### Given task
Go through the listing and write out all of it exactly.
******
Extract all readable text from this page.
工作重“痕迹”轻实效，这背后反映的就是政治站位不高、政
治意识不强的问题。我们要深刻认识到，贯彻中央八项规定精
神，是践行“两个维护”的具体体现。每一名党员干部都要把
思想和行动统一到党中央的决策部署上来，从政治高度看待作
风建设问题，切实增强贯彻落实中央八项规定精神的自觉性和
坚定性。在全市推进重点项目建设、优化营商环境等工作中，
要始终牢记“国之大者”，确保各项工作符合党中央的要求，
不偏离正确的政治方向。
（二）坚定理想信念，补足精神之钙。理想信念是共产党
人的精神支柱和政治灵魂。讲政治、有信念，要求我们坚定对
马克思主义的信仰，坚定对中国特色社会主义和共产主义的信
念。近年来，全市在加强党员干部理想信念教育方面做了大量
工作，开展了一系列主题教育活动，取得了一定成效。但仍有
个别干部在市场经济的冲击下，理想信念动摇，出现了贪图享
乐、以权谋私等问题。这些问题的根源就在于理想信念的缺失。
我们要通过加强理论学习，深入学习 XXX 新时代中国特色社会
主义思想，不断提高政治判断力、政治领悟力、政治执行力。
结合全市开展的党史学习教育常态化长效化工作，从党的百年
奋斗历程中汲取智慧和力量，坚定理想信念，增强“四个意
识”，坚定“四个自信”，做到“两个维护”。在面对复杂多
******
### Answer in full
Extract all readable text from this page.
工作重“痕迹”轻实效，这背后反映的就是政治站位不高、政
治意识不强的问题。我们要深刻认识到，贯彻中央八项规定精
神，是践行“两个维护”的具体体现。每一名党员干部都要把
思想和行动统一到党中央的决策部署上来，从政治高度看待作
风建设问题，切实增强贯彻落实中央八项规定精神的自觉性和
坚定性。在全市推进重点项目建设、优化营商环境等工作中，
要始终牢记“国之大者”，确保各项工作符合党中央的要求，
不偏离正确的政治方向。
（二）坚定理想信念，补足精神之钙。理想信念是共产党
人的精神支柱和政治灵魂。讲政治、有信念，要求我们坚定对
马克思主义的信仰，坚定对中国特色社会主义和共产主义的信
念。近年来，全市在加强党员干部理想信念教育方面做了大量
工作，开展了一系列主题教育活动，取得了一定成效。但仍有
个别干部在市场经济的冲击下，理想信念动摇，出现了贪图享
乐、以权谋私等问题。这些问题的根源就在于理想信念的缺失。
我们要通过加强理论学习，深入学习 XXX 新时代中国特色社会
主义思想，不断提高政治判断力、政治领悟力、政治执行力。
结合全市开展的党史学习教育常态化长效化工作，从党的百年
奋斗历程中汲取智慧和力量，坚定理想信念，增强“四个意
识”，坚定“四个自信”，做到“两个维护”。在面对复杂多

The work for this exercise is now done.